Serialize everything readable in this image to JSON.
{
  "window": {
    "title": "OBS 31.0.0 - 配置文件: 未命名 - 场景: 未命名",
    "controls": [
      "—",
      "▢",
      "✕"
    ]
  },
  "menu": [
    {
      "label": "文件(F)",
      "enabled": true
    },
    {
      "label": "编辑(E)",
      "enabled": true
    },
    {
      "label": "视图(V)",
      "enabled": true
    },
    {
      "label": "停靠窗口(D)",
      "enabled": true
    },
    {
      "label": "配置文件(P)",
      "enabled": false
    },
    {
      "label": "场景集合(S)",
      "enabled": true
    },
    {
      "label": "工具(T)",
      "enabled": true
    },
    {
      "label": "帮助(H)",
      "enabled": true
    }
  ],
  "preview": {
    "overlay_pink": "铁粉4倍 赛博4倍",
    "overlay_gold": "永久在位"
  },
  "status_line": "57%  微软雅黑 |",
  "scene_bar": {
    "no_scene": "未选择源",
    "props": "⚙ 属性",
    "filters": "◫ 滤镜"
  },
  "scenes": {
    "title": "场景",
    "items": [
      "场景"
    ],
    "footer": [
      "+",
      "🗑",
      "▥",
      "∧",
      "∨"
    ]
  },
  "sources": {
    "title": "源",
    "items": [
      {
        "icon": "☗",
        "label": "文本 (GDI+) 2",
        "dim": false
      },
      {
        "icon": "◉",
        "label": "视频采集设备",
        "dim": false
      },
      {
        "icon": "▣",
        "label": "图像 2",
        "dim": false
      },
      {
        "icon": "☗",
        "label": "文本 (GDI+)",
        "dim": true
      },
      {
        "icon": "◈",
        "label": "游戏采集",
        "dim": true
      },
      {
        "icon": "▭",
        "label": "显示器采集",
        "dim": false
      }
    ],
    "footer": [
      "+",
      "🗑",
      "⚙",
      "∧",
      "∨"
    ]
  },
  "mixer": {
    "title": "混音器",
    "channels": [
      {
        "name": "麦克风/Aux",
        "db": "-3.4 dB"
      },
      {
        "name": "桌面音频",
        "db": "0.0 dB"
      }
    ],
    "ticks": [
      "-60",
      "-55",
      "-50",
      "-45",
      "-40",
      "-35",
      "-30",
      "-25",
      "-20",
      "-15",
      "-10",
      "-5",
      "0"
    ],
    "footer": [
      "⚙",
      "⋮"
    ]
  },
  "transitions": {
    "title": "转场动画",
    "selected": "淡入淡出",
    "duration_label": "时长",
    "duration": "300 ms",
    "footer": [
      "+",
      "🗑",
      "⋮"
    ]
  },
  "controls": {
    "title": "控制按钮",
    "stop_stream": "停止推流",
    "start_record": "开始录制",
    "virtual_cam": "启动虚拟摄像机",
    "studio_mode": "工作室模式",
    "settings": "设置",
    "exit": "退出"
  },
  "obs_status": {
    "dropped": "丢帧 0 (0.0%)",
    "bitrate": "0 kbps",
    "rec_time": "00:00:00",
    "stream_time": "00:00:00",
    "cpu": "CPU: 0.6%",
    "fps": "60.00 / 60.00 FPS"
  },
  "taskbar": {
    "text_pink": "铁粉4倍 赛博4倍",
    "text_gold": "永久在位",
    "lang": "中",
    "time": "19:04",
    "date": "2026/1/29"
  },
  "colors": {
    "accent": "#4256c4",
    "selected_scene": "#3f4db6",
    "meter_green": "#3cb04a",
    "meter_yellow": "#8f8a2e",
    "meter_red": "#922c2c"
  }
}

* * *

## What you should do
Repeat the listing in full, keeping every line exactly as it is.

## Response to the exercise
Serialize everything readable in this image to JSON.
{
  "window": {
    "title": "OBS 31.0.0 - 配置文件: 未命名 - 场景: 未命名",
    "controls": [
      "—",
      "▢",
      "✕"
    ]
  },
  "menu": [
    {
      "label": "文件(F)",
      "enabled": true
    },
    {
      "label": "编辑(E)",
      "enabled": true
    },
    {
      "label": "视图(V)",
      "enabled": true
    },
    {
      "label": "停靠窗口(D)",
      "enabled": true
    },
    {
      "label": "配置文件(P)",
      "enabled": false
    },
    {
      "label": "场景集合(S)",
      "enabled": true
    },
    {
      "label": "工具(T)",
      "enabled": true
    },
    {
      "label": "帮助(H)",
      "enabled": true
    }
  ],
  "preview": {
    "overlay_pink": "铁粉4倍 赛博4倍",
    "overlay_gold": "永久在位"
  },
  "status_line": "57%  微软雅黑 |",
  "scene_bar": {
    "no_scene": "未选择源",
    "props": "⚙ 属性",
    "filters": "◫ 滤镜"
  },
  "scenes": {
    "title": "场景",
    "items": [
      "场景"
    ],
    "footer": [
      "+",
      "🗑",
      "▥",
      "∧",
      "∨"
    ]
  },
  "sources": {
    "title": "源",
    "items": [
      {
        "icon": "☗",
        "label": "文本 (GDI+) 2",
        "dim": false
      },
      {
        "icon": "◉",
        "label": "视频采集设备",
        "dim": false
      },
      {
        "icon": "▣",
        "label": "图像 2",
        "dim": false
      },
      {
        "icon": "☗",
        "label": "文本 (GDI+)",
        "dim": true
      },
      {
        "icon": "◈",
        "label": "游戏采集",
        "dim": true
      },
      {
        "icon": "▭",
        "label": "显示器采集",
        "dim": false
      }
    ],
    "footer": [
      "+",
      "🗑",
      "⚙",
      "∧",
      "∨"
    ]
  },
  "mixer": {
    "title": "混音器",
    "channels": [
      {
        "name": "麦克风/Aux",
        "db": "-3.4 dB"
      },
      {
        "name": "桌面音频",
        "db": "0.0 dB"
      }
    ],
    "ticks": [
      "-60",
      "-55",
      "-50",
      "-45",
      "-40",
      "-35",
      "-30",
      "-25",
      "-20",
      "-15",
      "-10",
      "-5",
      "0"
    ],
    "footer": [
      "⚙",
      "⋮"
    ]
  },
  "transitions": {
    "title": "转场动画",
    "selected": "淡入淡出",
    "duration_label": "时长",
    "duration": "300 ms",
    "footer": [
      "+",
      "🗑",
      "⋮"
    ]
  },
  "controls": {
    "title": "控制按钮",
    "stop_stream": "停止推流",
    "start_record": "开始录制",
    "virtual_cam": "启动虚拟摄像机",
    "studio_mode": "工作室模式",
    "settings": "设置",
    "exit": "退出"
  },
  "obs_status": {
    "dropped": "丢帧 0 (0.0%)",
    "bitrate": "0 kbps",
    "rec_time": "00:00:00",
    "stream_time": "00:00:00",
    "cpu": "CPU: 0.6%",
    "fps": "60.00 / 60.00 FPS"
  },
  "taskbar": {
    "text_pink": "铁粉4倍 赛博4倍",
    "text_gold": "永久在位",
    "lang": "中",
    "time": "19:04",
    "date": "2026/1/29"
  },
  "colors": {
    "accent": "#4256c4",
    "selected_scene": "#3f4db6",
    "meter_green": "#3cb04a",
    "meter_yellow": "#8f8a2e",
    "meter_red": "#922c2c"
  }
}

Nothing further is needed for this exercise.